GOAL:
Scan the material that follows. Copy every line containing the word "translate".

INFORMATION SUPPLIED:
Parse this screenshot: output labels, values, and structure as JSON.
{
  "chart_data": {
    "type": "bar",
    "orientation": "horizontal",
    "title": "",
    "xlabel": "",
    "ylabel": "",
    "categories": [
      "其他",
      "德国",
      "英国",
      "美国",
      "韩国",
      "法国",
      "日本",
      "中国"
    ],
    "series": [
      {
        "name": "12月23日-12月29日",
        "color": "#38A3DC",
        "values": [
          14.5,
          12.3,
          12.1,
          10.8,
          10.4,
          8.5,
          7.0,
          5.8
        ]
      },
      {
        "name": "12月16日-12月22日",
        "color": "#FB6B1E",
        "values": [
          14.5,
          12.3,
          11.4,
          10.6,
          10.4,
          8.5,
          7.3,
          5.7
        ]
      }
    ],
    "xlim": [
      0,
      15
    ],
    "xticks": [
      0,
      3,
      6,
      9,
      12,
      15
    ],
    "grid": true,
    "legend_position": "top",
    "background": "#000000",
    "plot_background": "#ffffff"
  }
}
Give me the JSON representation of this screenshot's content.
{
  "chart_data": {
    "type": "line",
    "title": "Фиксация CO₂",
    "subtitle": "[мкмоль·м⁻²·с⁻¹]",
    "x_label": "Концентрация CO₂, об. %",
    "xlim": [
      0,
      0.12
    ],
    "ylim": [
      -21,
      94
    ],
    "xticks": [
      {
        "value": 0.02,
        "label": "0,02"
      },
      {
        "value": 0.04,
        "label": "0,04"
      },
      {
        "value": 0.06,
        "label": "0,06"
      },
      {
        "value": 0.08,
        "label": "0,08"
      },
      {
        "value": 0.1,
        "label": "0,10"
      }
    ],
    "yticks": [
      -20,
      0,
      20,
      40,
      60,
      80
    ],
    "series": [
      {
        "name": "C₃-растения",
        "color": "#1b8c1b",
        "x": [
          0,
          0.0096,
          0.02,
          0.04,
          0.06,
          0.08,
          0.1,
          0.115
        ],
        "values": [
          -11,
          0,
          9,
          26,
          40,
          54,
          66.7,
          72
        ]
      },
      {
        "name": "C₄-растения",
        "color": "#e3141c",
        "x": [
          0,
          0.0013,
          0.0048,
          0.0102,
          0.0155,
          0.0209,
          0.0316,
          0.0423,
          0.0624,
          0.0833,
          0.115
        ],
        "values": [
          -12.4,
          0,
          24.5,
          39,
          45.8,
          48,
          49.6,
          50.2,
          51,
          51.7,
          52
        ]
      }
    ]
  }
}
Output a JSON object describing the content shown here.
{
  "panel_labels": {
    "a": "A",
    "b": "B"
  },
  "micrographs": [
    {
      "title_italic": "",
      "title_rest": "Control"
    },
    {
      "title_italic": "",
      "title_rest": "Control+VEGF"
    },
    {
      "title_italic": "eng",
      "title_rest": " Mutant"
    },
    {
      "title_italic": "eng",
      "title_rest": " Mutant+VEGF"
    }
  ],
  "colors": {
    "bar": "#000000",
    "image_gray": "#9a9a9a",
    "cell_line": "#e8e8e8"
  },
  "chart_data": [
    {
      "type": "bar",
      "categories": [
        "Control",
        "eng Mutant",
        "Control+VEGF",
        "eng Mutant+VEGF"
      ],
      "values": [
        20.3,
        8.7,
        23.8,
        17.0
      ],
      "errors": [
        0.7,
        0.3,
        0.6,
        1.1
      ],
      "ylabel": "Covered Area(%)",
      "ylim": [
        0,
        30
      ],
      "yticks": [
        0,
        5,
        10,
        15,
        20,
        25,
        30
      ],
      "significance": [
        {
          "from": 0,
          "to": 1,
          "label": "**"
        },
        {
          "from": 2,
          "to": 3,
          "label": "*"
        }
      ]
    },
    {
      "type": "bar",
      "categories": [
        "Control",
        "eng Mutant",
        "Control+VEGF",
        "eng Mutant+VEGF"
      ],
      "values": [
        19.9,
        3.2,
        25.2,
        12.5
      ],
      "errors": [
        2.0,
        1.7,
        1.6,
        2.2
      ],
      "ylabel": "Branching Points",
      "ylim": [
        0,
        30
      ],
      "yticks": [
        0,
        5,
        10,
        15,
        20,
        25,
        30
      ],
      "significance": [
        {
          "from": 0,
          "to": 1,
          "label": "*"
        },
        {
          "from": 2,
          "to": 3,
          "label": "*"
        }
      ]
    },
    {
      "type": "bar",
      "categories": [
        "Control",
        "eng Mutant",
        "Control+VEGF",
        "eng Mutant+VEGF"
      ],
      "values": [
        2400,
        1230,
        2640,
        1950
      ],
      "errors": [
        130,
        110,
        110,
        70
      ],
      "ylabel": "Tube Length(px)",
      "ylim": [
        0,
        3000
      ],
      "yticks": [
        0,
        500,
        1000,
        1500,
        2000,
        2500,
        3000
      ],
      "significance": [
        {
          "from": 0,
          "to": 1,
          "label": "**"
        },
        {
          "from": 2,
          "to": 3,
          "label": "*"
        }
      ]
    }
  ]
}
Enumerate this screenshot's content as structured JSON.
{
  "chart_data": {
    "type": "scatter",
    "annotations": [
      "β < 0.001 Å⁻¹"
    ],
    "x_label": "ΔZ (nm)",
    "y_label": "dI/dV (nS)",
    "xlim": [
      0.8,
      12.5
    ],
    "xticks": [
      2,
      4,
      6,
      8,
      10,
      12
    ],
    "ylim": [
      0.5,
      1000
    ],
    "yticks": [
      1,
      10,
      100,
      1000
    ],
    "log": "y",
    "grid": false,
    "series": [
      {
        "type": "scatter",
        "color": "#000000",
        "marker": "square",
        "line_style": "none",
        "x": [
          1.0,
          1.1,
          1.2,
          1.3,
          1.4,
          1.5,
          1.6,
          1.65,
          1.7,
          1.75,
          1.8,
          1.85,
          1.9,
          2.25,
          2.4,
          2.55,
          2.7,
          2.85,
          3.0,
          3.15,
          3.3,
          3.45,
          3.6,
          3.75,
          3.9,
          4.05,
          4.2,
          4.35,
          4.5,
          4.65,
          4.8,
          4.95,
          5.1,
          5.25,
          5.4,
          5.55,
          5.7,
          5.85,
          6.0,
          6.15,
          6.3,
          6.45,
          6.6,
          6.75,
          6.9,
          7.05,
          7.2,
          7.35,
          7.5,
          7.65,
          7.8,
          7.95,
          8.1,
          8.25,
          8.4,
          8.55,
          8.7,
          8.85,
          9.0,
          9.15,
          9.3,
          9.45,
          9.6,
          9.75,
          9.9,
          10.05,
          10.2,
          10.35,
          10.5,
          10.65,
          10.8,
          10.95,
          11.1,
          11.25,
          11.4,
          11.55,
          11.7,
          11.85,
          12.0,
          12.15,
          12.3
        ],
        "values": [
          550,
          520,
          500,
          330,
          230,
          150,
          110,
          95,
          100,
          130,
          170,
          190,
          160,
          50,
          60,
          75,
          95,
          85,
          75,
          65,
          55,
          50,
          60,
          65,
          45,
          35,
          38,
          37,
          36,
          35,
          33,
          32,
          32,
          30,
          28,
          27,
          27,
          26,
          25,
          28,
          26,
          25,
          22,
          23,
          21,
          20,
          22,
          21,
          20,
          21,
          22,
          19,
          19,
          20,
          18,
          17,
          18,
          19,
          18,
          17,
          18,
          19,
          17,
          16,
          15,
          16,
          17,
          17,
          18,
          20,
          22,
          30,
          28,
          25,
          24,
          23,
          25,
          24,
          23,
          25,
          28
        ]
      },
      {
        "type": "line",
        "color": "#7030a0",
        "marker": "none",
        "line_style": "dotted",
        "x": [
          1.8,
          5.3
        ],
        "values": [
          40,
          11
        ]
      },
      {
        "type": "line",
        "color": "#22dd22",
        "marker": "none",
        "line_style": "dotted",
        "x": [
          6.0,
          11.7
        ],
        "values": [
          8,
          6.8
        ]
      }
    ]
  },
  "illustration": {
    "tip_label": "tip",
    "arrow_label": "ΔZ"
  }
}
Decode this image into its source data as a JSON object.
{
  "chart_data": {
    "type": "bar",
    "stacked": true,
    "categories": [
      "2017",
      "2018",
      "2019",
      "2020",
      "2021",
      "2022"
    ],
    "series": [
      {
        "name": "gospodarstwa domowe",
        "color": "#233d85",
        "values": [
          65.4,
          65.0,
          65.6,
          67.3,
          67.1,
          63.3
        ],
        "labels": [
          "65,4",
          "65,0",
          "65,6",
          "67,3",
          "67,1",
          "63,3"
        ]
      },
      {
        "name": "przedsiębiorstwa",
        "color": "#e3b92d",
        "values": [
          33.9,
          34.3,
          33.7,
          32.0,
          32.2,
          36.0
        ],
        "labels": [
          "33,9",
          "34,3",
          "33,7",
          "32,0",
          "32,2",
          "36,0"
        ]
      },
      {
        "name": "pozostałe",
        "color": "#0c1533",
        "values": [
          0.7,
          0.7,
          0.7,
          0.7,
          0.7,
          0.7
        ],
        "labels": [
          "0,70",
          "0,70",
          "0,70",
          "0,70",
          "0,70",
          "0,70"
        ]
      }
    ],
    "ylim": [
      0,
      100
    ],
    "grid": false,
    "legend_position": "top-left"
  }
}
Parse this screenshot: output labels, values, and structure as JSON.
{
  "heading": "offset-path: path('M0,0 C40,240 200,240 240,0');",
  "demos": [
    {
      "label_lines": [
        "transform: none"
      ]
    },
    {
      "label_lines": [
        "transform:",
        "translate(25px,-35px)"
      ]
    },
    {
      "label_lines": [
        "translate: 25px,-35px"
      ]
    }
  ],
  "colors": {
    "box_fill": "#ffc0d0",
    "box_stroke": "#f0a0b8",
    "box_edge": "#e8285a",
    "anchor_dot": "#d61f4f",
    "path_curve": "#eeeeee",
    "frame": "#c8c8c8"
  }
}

THE SOLUTION:
        "translate(25px,-35px)"
        "translate: 25px,-35px"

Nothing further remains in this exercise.